## PAGE TEXT
Dan McEvoy, senior writer
£2,000 salary sacrifice cap confirmed
Chancellor Rachel Reeves has confirmed plans to introduce a £2,000 cap on the amount of earnings that can be exchanged for pension contributions that benefit from a National Insurance exemption.
It will be introduced from April 2029.
Introducing the cap could reportedly raise up to £2 billion a year but it will have an impact on the amount employees can save into a pension from their post tax income, ultimately affecting their take-home pay if they want to continue putting money into their workplace scheme.
Contributions above the cap will be taxed in the same way as other contributions.
Employers may also have less incentive to offer benefits, plus this could raise fears of other salary sacrifice schemes being targeted in the future such as bike to work and company car benefits.
AJ Bell has previously warned that the pensions of higher earners could be £50,000 smaller due to the salary sacrifice changes.
Steve Hitchiner, chair of the tax Group at the Society of Pensions Professionals (SPP) said: “Restricting salary sacrifice for pensions will affect the take home pay of millions of employees – especially basic rate taxpayers – and is a tax on working people, in spirit if not in name. It is also another sizeable cost to employers and, perhaps most importantly its restriction will reduce pension saving.”
Marc Shoffman, contributing editor
Mansion tax confirmed for £2 million homes
Rachel Reeves has confirmed details of a new mansion tax for homes worth £2 million and above.
From April 2028, owners of properties identified as being valued at over £2million by the Valuation Office (in 2026 prices) will have to pay a recurring annual charge on top of their current council tax.
There will be four price bands with the High Value Council Tax Surcharge rising from £2,500 for a property valued in the lowest £2 million to £2.5 million band to £7,500 for a property valued in the highest band of £5 million or more, all uprated by CPI inflation each year. This measure is estimated to raise £0.4 billion in 2029-30.

## PROMPT A
According to the budget news text, from when will the £2,000 salary sacrifice cap apply?
The budget news text and the entries are unrelated to each other.

## RECORDS FOR THIS TASK
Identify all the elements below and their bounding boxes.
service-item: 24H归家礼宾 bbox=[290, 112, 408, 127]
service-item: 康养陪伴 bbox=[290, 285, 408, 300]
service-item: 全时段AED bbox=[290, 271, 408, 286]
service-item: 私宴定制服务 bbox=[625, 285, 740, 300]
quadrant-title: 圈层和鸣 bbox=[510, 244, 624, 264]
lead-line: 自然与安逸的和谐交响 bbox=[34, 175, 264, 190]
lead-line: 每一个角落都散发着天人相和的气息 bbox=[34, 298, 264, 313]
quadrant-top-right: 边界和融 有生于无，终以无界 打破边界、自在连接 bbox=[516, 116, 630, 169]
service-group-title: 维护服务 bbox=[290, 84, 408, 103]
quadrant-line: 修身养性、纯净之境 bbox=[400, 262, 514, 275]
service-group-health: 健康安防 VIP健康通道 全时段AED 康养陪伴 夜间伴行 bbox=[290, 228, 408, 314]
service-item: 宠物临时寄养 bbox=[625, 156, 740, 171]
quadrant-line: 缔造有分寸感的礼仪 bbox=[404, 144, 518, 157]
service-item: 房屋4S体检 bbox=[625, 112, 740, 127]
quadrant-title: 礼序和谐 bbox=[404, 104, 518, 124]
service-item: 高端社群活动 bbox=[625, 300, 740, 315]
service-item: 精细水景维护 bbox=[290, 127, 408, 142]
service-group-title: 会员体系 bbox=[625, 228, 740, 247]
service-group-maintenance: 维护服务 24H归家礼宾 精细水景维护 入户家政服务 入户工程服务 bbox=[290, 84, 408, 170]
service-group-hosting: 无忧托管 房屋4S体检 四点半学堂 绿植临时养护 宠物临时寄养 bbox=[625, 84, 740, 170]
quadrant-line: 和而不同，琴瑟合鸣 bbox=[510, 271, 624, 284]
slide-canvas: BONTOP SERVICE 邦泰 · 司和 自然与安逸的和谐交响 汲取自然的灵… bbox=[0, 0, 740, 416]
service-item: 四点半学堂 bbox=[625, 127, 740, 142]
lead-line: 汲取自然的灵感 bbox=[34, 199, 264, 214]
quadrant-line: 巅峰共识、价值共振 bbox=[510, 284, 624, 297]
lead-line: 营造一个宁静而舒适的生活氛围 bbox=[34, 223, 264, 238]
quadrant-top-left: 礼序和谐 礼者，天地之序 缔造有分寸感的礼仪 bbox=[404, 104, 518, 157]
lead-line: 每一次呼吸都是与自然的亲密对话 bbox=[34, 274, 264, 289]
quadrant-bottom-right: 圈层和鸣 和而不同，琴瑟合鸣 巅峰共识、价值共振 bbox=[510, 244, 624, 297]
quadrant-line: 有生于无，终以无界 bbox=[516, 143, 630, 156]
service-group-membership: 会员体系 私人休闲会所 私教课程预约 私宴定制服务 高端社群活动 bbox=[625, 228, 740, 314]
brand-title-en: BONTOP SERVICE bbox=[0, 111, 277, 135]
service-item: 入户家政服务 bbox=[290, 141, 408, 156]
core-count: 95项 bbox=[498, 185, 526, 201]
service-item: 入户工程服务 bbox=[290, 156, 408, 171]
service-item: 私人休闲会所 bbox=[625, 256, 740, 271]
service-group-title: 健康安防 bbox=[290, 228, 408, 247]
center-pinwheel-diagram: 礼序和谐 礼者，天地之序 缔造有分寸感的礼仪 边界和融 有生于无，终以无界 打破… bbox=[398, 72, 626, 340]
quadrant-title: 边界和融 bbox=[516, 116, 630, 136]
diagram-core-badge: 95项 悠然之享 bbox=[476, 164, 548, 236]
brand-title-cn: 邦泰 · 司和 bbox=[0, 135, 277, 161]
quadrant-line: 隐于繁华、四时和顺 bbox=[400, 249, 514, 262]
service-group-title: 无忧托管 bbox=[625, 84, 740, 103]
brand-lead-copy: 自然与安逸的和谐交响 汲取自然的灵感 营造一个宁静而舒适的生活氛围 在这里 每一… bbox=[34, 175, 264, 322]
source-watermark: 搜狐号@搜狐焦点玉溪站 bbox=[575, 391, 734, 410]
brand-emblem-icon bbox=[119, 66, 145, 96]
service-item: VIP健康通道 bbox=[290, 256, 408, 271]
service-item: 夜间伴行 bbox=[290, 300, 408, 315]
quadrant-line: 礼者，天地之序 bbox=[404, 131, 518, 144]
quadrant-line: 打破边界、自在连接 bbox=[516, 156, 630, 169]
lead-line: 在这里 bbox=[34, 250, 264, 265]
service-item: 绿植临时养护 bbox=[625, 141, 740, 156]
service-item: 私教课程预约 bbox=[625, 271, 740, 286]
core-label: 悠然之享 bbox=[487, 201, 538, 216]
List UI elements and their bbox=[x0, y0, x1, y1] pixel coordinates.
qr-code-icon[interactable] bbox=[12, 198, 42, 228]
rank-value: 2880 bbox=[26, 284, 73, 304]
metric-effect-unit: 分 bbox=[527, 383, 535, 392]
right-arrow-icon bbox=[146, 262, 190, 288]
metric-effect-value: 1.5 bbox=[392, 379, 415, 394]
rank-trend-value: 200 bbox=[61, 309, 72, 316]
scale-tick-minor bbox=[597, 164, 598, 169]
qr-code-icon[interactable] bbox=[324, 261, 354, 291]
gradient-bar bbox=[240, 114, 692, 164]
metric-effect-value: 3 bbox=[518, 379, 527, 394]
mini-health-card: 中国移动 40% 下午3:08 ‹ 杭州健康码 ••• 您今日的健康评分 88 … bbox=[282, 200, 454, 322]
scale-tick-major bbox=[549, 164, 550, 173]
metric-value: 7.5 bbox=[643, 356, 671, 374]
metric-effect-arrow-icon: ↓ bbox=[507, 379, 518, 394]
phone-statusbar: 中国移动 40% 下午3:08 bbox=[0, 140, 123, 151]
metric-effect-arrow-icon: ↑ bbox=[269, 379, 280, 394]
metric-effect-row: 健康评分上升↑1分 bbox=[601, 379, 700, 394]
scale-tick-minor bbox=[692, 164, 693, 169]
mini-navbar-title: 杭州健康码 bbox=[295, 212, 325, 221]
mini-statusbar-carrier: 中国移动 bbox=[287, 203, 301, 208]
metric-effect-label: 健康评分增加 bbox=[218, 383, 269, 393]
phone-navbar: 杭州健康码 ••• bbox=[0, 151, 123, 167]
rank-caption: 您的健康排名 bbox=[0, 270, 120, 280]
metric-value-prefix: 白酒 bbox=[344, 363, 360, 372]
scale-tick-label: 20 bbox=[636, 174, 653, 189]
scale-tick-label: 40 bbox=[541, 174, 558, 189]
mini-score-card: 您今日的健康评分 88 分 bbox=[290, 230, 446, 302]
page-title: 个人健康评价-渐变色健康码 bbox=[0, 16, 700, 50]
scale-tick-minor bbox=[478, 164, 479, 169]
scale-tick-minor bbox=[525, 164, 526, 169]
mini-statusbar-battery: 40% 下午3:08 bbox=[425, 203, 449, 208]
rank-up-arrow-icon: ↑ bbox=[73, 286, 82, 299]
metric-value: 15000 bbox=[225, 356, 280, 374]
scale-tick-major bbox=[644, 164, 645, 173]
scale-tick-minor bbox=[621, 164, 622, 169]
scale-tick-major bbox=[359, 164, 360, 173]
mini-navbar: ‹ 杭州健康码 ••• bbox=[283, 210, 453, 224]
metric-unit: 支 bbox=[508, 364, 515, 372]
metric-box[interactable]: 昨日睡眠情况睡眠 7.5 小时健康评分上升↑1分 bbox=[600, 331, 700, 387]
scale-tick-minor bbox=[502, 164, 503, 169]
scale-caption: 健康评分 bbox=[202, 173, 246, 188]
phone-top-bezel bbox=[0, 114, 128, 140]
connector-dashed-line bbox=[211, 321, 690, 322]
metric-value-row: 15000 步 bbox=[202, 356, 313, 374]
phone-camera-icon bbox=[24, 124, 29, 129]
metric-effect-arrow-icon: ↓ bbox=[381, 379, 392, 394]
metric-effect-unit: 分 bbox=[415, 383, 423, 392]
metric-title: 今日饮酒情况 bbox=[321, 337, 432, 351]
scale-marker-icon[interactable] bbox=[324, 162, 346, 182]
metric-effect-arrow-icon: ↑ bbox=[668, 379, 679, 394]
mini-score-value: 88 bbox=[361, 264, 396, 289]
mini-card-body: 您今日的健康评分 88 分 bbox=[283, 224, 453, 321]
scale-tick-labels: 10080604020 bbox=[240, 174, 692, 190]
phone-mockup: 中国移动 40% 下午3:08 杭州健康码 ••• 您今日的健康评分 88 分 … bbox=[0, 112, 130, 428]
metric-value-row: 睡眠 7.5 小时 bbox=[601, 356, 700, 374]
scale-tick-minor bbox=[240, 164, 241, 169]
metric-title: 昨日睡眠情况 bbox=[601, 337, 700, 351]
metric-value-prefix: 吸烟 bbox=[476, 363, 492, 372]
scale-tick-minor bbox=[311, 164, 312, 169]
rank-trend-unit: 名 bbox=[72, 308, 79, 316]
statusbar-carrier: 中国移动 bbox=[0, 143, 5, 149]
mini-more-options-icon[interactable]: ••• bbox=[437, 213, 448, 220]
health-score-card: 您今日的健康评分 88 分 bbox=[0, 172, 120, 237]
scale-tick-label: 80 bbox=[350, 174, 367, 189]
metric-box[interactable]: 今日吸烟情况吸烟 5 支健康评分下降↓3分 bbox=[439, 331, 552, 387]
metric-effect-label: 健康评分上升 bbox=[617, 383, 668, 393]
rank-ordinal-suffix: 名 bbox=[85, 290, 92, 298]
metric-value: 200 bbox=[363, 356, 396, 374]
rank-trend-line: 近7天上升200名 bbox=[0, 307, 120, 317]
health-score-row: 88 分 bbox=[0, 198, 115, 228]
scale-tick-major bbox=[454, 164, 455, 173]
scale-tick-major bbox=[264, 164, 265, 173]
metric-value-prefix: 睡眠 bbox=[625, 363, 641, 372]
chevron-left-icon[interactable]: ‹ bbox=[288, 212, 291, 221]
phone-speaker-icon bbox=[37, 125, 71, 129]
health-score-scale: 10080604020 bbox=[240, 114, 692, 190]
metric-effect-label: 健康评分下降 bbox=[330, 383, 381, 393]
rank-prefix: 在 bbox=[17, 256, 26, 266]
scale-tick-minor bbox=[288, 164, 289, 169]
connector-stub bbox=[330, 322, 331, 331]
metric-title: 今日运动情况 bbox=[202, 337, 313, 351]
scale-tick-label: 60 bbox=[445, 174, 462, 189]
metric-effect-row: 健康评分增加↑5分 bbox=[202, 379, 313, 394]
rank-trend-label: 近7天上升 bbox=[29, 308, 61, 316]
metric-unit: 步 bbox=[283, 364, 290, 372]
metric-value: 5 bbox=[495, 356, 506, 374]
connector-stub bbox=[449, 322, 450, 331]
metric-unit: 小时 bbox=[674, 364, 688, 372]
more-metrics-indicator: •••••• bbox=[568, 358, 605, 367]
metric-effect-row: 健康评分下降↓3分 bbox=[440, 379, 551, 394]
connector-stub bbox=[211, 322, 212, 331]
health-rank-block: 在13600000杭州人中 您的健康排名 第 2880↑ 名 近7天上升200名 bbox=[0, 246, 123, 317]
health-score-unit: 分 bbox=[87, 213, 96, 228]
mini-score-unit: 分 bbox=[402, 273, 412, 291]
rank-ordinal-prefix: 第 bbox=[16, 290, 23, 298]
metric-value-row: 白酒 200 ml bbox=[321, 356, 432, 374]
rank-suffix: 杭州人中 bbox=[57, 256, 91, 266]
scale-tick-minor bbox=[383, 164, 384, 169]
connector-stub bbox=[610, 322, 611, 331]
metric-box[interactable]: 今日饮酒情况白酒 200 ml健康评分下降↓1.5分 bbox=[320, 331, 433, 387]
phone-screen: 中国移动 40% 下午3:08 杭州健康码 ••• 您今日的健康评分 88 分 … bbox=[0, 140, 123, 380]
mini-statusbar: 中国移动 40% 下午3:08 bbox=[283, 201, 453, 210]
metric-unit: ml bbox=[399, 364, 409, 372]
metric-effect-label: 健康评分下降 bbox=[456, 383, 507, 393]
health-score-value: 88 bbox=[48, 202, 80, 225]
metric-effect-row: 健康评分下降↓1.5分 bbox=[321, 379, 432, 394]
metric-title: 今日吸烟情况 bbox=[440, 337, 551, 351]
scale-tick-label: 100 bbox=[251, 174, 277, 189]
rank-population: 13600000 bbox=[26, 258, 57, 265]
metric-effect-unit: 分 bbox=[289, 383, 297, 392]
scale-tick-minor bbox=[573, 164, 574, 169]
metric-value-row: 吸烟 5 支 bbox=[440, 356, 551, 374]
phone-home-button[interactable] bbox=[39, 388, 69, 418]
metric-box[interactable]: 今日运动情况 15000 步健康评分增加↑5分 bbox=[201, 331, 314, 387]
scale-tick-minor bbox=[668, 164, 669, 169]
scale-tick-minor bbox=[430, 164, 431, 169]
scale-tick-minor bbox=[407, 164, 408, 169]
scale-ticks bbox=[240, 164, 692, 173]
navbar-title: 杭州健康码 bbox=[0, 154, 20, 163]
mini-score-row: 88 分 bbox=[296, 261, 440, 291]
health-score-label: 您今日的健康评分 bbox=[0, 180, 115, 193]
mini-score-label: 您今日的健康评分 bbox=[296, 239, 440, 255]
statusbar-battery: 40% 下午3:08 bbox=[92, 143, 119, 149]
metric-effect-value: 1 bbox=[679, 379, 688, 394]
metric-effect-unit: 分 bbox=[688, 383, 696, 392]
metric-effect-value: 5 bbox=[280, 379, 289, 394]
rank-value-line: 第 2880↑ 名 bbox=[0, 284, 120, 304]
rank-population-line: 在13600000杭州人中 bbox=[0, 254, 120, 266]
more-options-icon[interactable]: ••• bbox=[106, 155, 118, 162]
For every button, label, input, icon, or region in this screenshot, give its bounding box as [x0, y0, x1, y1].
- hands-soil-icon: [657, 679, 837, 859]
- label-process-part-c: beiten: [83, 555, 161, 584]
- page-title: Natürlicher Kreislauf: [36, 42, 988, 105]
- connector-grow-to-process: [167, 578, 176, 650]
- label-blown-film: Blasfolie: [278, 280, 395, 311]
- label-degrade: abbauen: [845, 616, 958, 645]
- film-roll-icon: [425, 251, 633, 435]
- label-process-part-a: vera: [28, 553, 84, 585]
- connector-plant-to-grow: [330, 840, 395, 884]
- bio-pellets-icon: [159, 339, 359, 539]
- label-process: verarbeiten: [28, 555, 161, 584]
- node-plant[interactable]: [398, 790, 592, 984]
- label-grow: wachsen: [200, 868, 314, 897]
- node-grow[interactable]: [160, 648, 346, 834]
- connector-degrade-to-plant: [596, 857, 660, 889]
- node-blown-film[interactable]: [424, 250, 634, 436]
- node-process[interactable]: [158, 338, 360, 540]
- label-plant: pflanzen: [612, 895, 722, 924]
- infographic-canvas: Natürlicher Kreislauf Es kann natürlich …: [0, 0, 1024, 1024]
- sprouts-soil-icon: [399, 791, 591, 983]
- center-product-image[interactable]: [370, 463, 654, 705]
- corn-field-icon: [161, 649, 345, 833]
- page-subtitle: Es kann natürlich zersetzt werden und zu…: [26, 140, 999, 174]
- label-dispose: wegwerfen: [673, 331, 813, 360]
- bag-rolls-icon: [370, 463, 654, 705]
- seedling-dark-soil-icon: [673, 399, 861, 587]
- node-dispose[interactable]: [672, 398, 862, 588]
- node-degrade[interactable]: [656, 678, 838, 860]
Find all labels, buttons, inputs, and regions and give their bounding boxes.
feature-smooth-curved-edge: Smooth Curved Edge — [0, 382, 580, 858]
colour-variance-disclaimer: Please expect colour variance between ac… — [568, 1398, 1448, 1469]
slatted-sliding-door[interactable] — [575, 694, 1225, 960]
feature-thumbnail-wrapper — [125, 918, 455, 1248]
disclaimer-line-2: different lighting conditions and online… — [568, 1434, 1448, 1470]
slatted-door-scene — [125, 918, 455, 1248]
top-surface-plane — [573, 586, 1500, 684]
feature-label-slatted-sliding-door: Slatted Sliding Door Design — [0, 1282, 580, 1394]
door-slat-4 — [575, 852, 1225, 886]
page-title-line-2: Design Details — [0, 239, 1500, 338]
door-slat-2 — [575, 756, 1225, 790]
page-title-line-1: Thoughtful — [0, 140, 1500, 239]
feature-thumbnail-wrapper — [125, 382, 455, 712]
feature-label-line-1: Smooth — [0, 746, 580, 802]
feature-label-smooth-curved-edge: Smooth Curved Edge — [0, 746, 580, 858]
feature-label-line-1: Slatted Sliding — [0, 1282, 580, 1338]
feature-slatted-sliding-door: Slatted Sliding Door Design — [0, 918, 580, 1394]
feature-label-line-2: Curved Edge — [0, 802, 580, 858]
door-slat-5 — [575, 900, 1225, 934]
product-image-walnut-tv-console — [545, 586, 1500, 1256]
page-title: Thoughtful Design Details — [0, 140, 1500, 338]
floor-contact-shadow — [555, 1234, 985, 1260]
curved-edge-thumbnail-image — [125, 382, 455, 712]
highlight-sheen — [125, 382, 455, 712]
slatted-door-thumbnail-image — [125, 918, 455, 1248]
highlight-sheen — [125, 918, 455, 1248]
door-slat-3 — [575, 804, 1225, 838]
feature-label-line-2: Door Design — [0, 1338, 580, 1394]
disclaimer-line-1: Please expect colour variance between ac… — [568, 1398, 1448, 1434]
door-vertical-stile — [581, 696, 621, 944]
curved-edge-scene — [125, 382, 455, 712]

## PROMPT B
Give only the entries from their first line through the line containing "lead-line: 每一次呼吸都是与自然的亲密对话 bbox=[34, 274, 264, 289]" as a JSON list of strings, one string per line, with blank lines left out.

## ANSWER A
From April 2029.

## ANSWER B
[
  "Identify all the elements below and their bounding boxes.",
  "service-item: 24H归家礼宾 bbox=[290, 112, 408, 127]",
  "service-item: 康养陪伴 bbox=[290, 285, 408, 300]",
  "service-item: 全时段AED bbox=[290, 271, 408, 286]",
  "service-item: 私宴定制服务 bbox=[625, 285, 740, 300]",
  "quadrant-title: 圈层和鸣 bbox=[510, 244, 624, 264]",
  "lead-line: 自然与安逸的和谐交响 bbox=[34, 175, 264, 190]",
  "lead-line: 每一个角落都散发着天人相和的气息 bbox=[34, 298, 264, 313]",
  "quadrant-top-right: 边界和融 有生于无，终以无界 打破边界、自在连接 bbox=[516, 116, 630, 169]",
  "service-group-title: 维护服务 bbox=[290, 84, 408, 103]",
  "quadrant-line: 修身养性、纯净之境 bbox=[400, 262, 514, 275]",
  "service-group-health: 健康安防 VIP健康通道 全时段AED 康养陪伴 夜间伴行 bbox=[290, 228, 408, 314]",
  "service-item: 宠物临时寄养 bbox=[625, 156, 740, 171]",
  "quadrant-line: 缔造有分寸感的礼仪 bbox=[404, 144, 518, 157]",
  "service-item: 房屋4S体检 bbox=[625, 112, 740, 127]",
  "quadrant-title: 礼序和谐 bbox=[404, 104, 518, 124]",
  "service-item: 高端社群活动 bbox=[625, 300, 740, 315]",
  "service-item: 精细水景维护 bbox=[290, 127, 408, 142]",
  "service-group-title: 会员体系 bbox=[625, 228, 740, 247]",
  "service-group-maintenance: 维护服务 24H归家礼宾 精细水景维护 入户家政服务 入户工程服务 bbox=[290, 84, 408, 170]",
  "service-group-hosting: 无忧托管 房屋4S体检 四点半学堂 绿植临时养护 宠物临时寄养 bbox=[625, 84, 740, 170]",
  "quadrant-line: 和而不同，琴瑟合鸣 bbox=[510, 271, 624, 284]",
  "slide-canvas: BONTOP SERVICE 邦泰 · 司和 自然与安逸的和谐交响 汲取自然的灵… bbox=[0, 0, 740, 416]",
  "service-item: 四点半学堂 bbox=[625, 127, 740, 142]",
  "lead-line: 汲取自然的灵感 bbox=[34, 199, 264, 214]",
  "quadrant-line: 巅峰共识、价值共振 bbox=[510, 284, 624, 297]",
  "lead-line: 营造一个宁静而舒适的生活氛围 bbox=[34, 223, 264, 238]",
  "quadrant-top-left: 礼序和谐 礼者，天地之序 缔造有分寸感的礼仪 bbox=[404, 104, 518, 157]",
  "lead-line: 每一次呼吸都是与自然的亲密对话 bbox=[34, 274, 264, 289]"
]